Your tasks =
[a] Answer these three questions about the passage on Parthy:
(i) How many children did Parthy have?
(ii) What name was Kittan short for?
(iii) Around what age did Kittan start working with a mason?
[b] Can you extract the stretch of the passage on Parthy from "Amma’s favourite was" up to and including "as the servant.", copying it word for word?

Extract to read =
»»

Amma’s favourite was Parthy. She had six boys and a girl. One son, Kittan — short for Krishnan — was Amma’s classmate in school. When Parthy came to sweep the yard in the morning, she would bring along Kittan, his younger brother Kunhappan, and her daughter Narayani. They would get a dosa to it, a single dosa divided into four. That is what the children came with her for. When he was around ten or twelve, Kittan began to work with a mason. That greatly relieved the family’s deprivations. Parthy was also continuing in her supreme position in the Illam as the servant.

««

Item position entries =
»»

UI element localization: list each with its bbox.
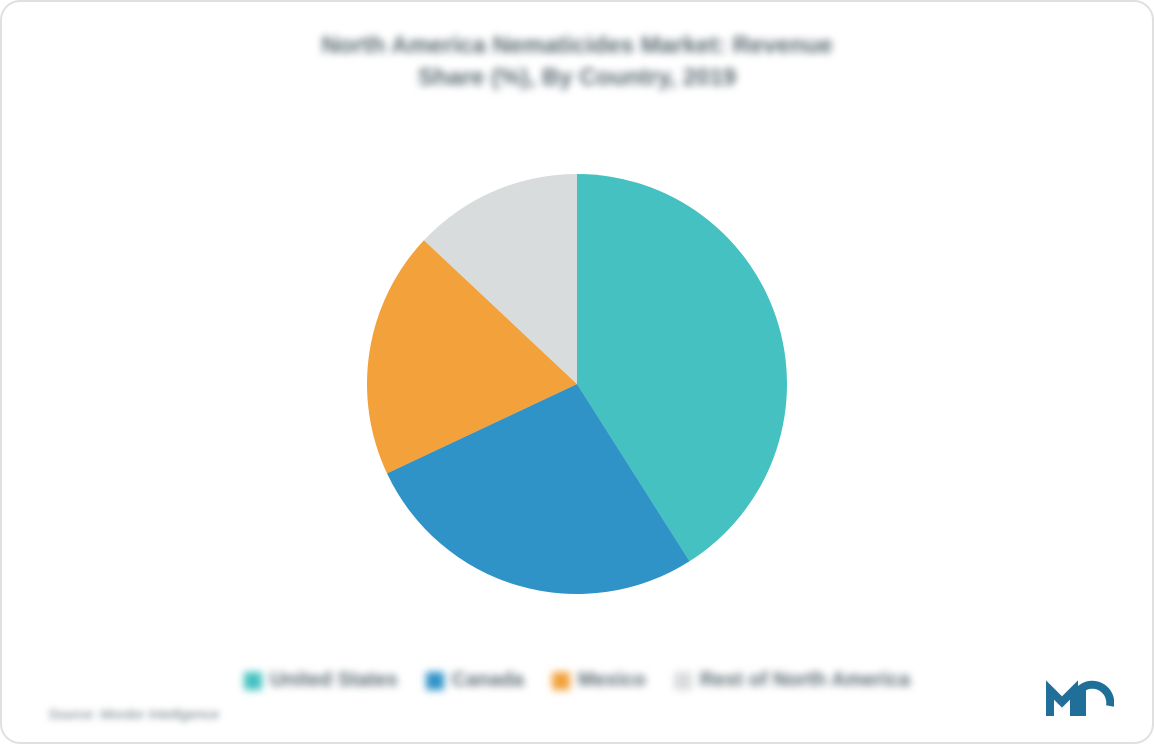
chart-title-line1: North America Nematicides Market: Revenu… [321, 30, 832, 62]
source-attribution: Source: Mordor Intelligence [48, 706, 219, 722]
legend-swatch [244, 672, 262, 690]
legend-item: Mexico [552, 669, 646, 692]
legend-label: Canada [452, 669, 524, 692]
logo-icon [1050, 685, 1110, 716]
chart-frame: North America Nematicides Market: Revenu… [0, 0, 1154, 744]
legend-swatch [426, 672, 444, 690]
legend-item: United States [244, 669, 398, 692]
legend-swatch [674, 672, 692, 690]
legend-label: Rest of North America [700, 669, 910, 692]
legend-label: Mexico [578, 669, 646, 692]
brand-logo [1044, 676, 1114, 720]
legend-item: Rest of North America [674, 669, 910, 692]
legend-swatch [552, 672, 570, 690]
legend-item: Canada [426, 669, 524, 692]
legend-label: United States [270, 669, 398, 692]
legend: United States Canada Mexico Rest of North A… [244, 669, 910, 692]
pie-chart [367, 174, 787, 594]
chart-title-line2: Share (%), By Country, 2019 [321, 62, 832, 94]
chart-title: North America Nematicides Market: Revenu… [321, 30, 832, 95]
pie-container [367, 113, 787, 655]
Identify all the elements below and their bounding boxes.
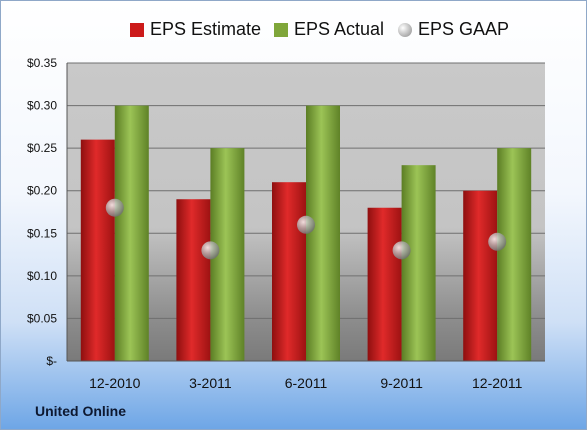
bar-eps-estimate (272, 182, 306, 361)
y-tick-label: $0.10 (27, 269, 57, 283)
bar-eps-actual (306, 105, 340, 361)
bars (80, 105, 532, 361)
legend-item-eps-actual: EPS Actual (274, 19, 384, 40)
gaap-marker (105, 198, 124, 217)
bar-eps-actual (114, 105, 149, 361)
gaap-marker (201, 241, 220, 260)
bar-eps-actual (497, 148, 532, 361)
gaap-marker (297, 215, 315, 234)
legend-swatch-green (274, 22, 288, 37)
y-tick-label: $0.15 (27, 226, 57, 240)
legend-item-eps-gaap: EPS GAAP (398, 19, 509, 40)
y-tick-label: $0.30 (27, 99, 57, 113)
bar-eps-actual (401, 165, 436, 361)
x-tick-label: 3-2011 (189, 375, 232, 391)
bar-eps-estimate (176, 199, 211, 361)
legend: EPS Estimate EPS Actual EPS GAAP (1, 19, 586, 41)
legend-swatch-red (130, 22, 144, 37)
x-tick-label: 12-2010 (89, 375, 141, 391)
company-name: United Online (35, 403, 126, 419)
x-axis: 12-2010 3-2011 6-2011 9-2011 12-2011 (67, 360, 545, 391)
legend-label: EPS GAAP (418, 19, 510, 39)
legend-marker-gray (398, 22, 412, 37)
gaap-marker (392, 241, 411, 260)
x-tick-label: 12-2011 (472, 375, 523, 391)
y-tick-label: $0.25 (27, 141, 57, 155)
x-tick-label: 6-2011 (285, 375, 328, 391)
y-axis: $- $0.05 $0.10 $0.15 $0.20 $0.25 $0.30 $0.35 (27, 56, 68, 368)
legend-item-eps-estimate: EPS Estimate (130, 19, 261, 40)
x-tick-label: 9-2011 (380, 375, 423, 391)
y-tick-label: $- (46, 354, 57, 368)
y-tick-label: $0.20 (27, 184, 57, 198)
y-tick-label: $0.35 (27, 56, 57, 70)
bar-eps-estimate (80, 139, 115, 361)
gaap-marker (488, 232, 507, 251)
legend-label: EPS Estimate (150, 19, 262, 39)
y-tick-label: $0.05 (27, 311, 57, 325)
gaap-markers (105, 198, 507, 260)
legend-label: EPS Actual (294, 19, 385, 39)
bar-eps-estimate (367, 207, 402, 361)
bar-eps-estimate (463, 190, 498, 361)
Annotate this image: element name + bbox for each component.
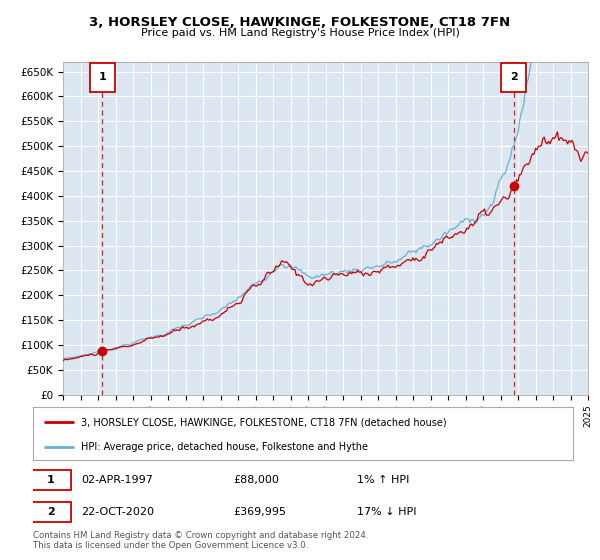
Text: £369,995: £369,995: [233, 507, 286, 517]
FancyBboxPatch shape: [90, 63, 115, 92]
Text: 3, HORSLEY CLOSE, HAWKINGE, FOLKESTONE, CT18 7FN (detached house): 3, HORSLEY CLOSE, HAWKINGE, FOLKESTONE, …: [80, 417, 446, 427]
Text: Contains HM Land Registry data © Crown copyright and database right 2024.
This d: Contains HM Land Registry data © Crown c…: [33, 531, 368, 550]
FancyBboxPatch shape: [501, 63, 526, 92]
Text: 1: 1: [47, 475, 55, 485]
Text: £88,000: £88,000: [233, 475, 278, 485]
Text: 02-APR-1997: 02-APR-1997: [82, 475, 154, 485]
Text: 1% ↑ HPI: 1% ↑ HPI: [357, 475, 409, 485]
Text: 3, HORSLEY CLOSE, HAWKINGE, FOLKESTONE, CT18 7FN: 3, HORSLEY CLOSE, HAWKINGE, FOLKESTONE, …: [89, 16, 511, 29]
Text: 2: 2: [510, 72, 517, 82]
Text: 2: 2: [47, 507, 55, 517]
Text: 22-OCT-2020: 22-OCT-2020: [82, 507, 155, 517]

««

Results in order =
[a]
(i) Six boys and a girl.
(ii) Krishnan.
(iii) Around ten or twelve.

[b]
Amma’s favourite was Parthy. She had six boys and a girl. One son, Kittan — short for Krishnan — was Amma’s classmate in school. When Parthy came to sweep the yard in the morning, she would bring along Kittan, his younger brother Kunhappan, and her daughter Narayani. They would get a dosa to it, a single dosa divided into four. That is what the children came with her for. When he was around ten or twelve, Kittan began to work with a mason. That greatly relieved the family’s deprivations. Parthy was also continuing in her supreme position in the Illam as the servant.